_GIVEN REQUEST_. Reproduce the following material exactly, including every line.

((

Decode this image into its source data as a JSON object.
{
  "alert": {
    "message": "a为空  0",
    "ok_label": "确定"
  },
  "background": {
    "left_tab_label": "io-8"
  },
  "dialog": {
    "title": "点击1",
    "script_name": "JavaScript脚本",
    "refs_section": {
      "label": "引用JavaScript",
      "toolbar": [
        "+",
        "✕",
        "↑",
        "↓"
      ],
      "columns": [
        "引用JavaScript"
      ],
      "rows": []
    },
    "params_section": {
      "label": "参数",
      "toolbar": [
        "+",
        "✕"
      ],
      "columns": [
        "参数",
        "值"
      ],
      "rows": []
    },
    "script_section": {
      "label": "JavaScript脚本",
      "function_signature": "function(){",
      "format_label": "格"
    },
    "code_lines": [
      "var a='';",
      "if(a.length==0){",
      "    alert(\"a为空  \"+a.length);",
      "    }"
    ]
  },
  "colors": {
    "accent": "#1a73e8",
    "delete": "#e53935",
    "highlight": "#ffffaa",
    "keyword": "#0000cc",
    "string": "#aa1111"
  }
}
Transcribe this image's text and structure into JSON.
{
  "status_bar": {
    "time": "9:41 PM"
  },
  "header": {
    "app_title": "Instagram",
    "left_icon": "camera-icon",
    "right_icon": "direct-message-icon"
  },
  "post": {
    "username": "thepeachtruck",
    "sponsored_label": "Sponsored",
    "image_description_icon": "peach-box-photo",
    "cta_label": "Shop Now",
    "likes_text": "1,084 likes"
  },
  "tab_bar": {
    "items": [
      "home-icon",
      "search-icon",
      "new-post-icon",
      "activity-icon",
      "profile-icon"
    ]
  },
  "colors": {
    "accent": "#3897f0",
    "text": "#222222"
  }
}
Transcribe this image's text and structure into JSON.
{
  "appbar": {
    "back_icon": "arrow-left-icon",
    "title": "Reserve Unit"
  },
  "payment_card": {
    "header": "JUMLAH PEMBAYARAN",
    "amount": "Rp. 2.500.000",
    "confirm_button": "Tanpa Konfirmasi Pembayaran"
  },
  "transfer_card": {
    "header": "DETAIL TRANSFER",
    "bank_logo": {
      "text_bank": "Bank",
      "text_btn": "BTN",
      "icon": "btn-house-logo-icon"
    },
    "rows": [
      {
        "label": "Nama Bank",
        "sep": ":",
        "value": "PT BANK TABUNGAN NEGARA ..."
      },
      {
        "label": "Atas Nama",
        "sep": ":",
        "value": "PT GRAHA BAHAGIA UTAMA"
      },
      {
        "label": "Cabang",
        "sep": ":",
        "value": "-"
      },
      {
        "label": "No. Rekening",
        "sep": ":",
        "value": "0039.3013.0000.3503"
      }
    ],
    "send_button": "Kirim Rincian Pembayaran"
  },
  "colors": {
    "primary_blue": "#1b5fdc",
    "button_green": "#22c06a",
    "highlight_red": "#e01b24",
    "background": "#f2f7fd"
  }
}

))

_CORRECT RESULT_.
Decode this image into its source data as a JSON object.
{
  "alert": {
    "message": "a为空  0",
    "ok_label": "确定"
  },
  "background": {
    "left_tab_label": "io-8"
  },
  "dialog": {
    "title": "点击1",
    "script_name": "JavaScript脚本",
    "refs_section": {
      "label": "引用JavaScript",
      "toolbar": [
        "+",
        "✕",
        "↑",
        "↓"
      ],
      "columns": [
        "引用JavaScript"
      ],
      "rows": []
    },
    "params_section": {
      "label": "参数",
      "toolbar": [
        "+",
        "✕"
      ],
      "columns": [
        "参数",
        "值"
      ],
      "rows": []
    },
    "script_section": {
      "label": "JavaScript脚本",
      "function_signature": "function(){",
      "format_label": "格"
    },
    "code_lines": [
      "var a='';",
      "if(a.length==0){",
      "    alert(\"a为空  \"+a.length);",
      "    }"
    ]
  },
  "colors": {
    "accent": "#1a73e8",
    "delete": "#e53935",
    "highlight": "#ffffaa",
    "keyword": "#0000cc",
    "string": "#aa1111"
  }
}
Transcribe this image's text and structure into JSON.
{
  "status_bar": {
    "time": "9:41 PM"
  },
  "header": {
    "app_title": "Instagram",
    "left_icon": "camera-icon",
    "right_icon": "direct-message-icon"
  },
  "post": {
    "username": "thepeachtruck",
    "sponsored_label": "Sponsored",
    "image_description_icon": "peach-box-photo",
    "cta_label": "Shop Now",
    "likes_text": "1,084 likes"
  },
  "tab_bar": {
    "items": [
      "home-icon",
      "search-icon",
      "new-post-icon",
      "activity-icon",
      "profile-icon"
    ]
  },
  "colors": {
    "accent": "#3897f0",
    "text": "#222222"
  }
}
Transcribe this image's text and structure into JSON.
{
  "appbar": {
    "back_icon": "arrow-left-icon",
    "title": "Reserve Unit"
  },
  "payment_card": {
    "header": "JUMLAH PEMBAYARAN",
    "amount": "Rp. 2.500.000",
    "confirm_button": "Tanpa Konfirmasi Pembayaran"
  },
  "transfer_card": {
    "header": "DETAIL TRANSFER",
    "bank_logo": {
      "text_bank": "Bank",
      "text_btn": "BTN",
      "icon": "btn-house-logo-icon"
    },
    "rows": [
      {
        "label": "Nama Bank",
        "sep": ":",
        "value": "PT BANK TABUNGAN NEGARA ..."
      },
      {
        "label": "Atas Nama",
        "sep": ":",
        "value": "PT GRAHA BAHAGIA UTAMA"
      },
      {
        "label": "Cabang",
        "sep": ":",
        "value": "-"
      },
      {
        "label": "No. Rekening",
        "sep": ":",
        "value": "0039.3013.0000.3503"
      }
    ],
    "send_button": "Kirim Rincian Pembayaran"
  },
  "colors": {
    "primary_blue": "#1b5fdc",
    "button_green": "#22c06a",
    "highlight_red": "#e01b24",
    "background": "#f2f7fd"
  }
}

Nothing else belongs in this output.